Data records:
※ ※ ※

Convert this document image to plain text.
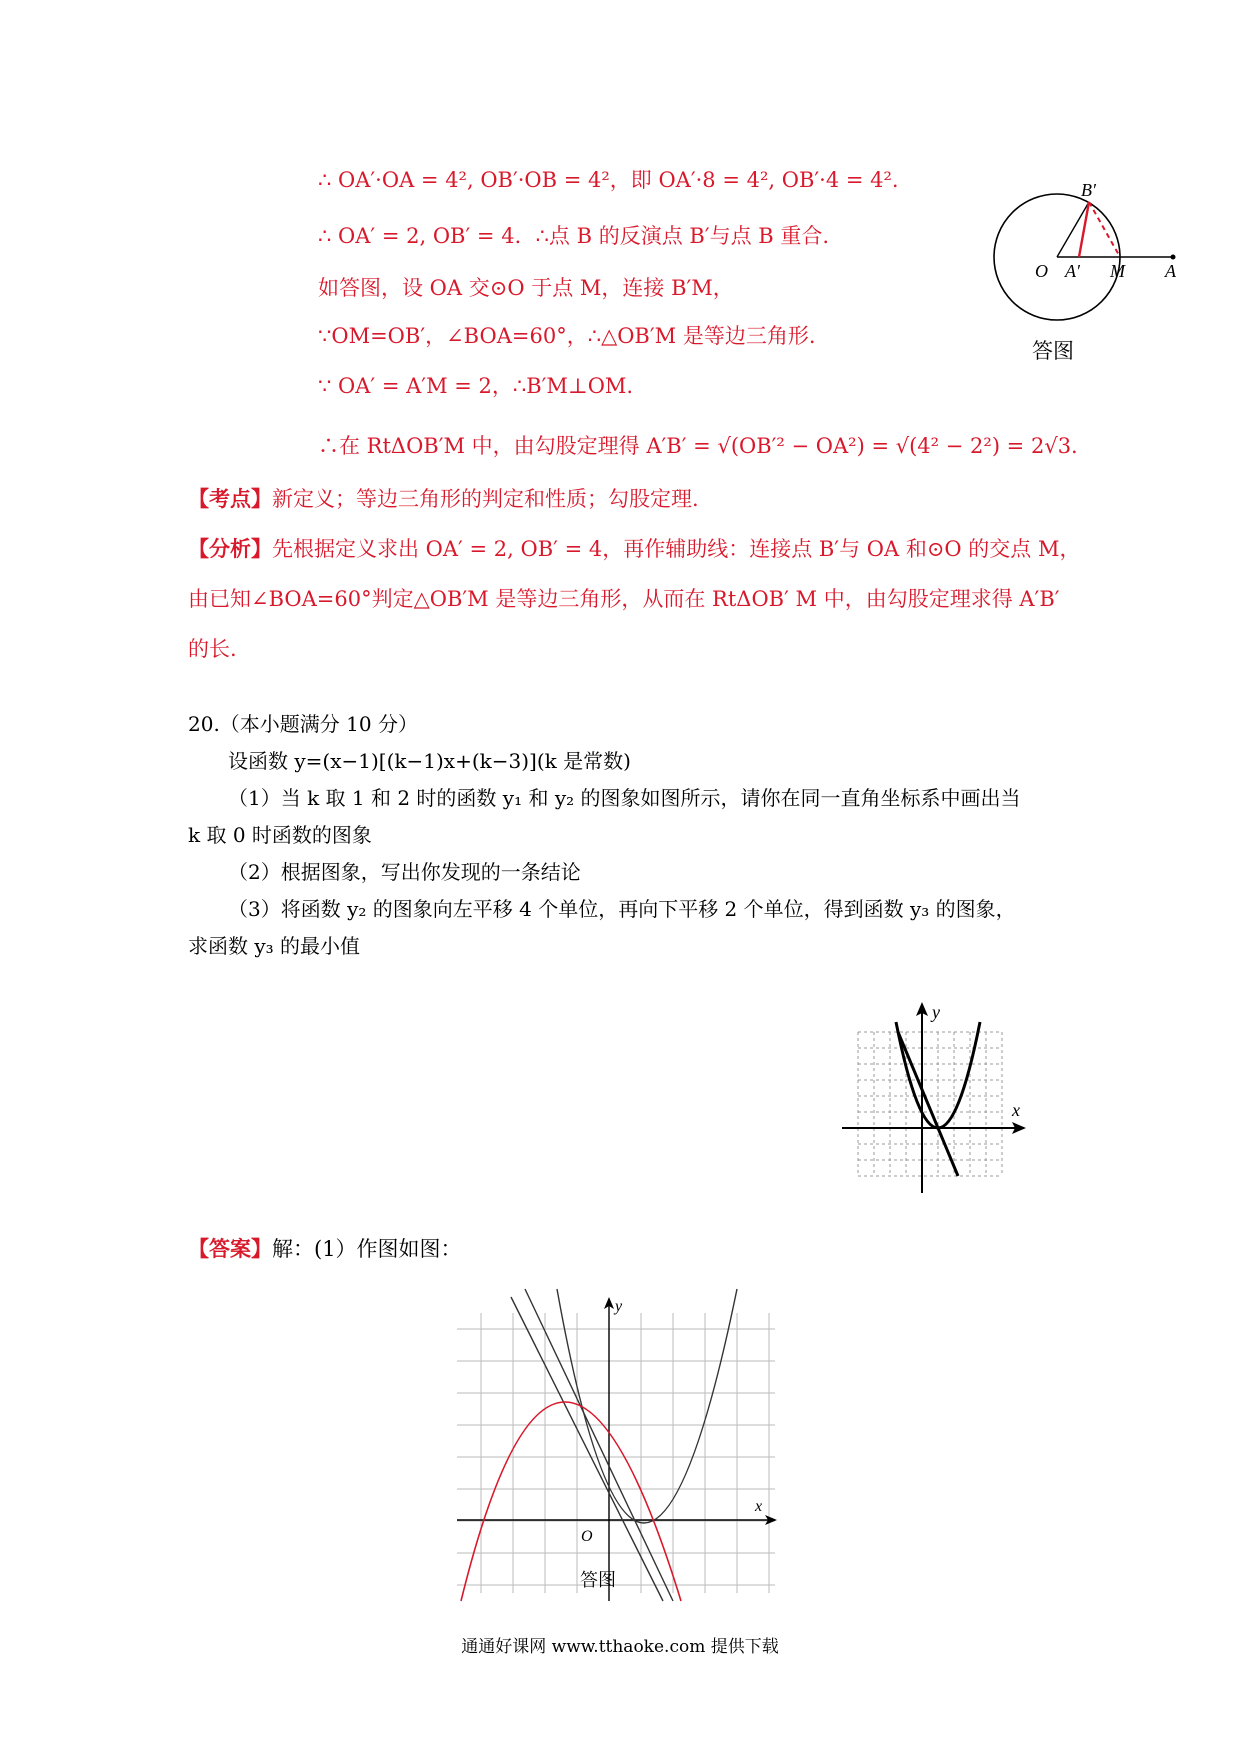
∴ OA′·OA = 4², OB′·OB = 4²，即 OA′·8 = 4², OB′·4 = 4².
∴ OA′ = 2, OB′ = 4．∴点 B 的反演点 B′与点 B 重合.
如答图，设 OA 交⊙O 于点 M，连接 B′M，
∵OM=OB′，∠BOA=60°，∴△OB′M 是等边三角形.
∵ OA′ = A′M = 2，∴B′M⊥OM.
∴在 RtΔOB′M 中，由勾股定理得 A′B′ = √(OB′² − OA²) = √(4² − 2²) = 2√3.
B′
O A′ M A
答图
【考点】新定义；等边三角形的判定和性质；勾股定理.
【分析】先根据定义求出 OA′ = 2, OB′ = 4，再作辅助线：连接点 B′与 OA 和⊙O 的交点 M，
由已知∠BOA=60°判定△OB′M 是等边三角形，从而在 RtΔOB′ M 中，由勾股定理求得 A′B′
的长.
20.（本小题满分 10 分）
设函数 y=(x−1)[(k−1)x+(k−3)](k 是常数)
（1）当 k 取 1 和 2 时的函数 y₁ 和 y₂ 的图象如图所示，请你在同一直角坐标系中画出当
k 取 0 时函数的图象
（2）根据图象，写出你发现的一条结论
（3）将函数 y₂ 的图象向左平移 4 个单位，再向下平移 2 个单位，得到函数 y₃ 的图象，
求函数 y₃ 的最小值
x
y
【答案】解：(1）作图如图：
x
y
O
答图
通通好课网 www.tthaoke.com 提供下载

※ ※ ※

WHAT THE EXERCISE ASKS: Repeat the data exactly, without the pictures.

TASK RESULT:
Convert this document image to plain text.
∴ OA′·OA = 4², OB′·OB = 4²，即 OA′·8 = 4², OB′·4 = 4².
∴ OA′ = 2, OB′ = 4．∴点 B 的反演点 B′与点 B 重合.
如答图，设 OA 交⊙O 于点 M，连接 B′M，
∵OM=OB′，∠BOA=60°，∴△OB′M 是等边三角形.
∵ OA′ = A′M = 2，∴B′M⊥OM.
∴在 RtΔOB′M 中，由勾股定理得 A′B′ = √(OB′² − OA²) = √(4² − 2²) = 2√3.
B′
O A′ M A
答图
【考点】新定义；等边三角形的判定和性质；勾股定理.
【分析】先根据定义求出 OA′ = 2, OB′ = 4，再作辅助线：连接点 B′与 OA 和⊙O 的交点 M，
由已知∠BOA=60°判定△OB′M 是等边三角形，从而在 RtΔOB′ M 中，由勾股定理求得 A′B′
的长.
20.（本小题满分 10 分）
设函数 y=(x−1)[(k−1)x+(k−3)](k 是常数)
（1）当 k 取 1 和 2 时的函数 y₁ 和 y₂ 的图象如图所示，请你在同一直角坐标系中画出当
k 取 0 时函数的图象
（2）根据图象，写出你发现的一条结论
（3）将函数 y₂ 的图象向左平移 4 个单位，再向下平移 2 个单位，得到函数 y₃ 的图象，
求函数 y₃ 的最小值
x
y
【答案】解：(1）作图如图：
x
y
O
答图
通通好课网 www.tthaoke.com 提供下载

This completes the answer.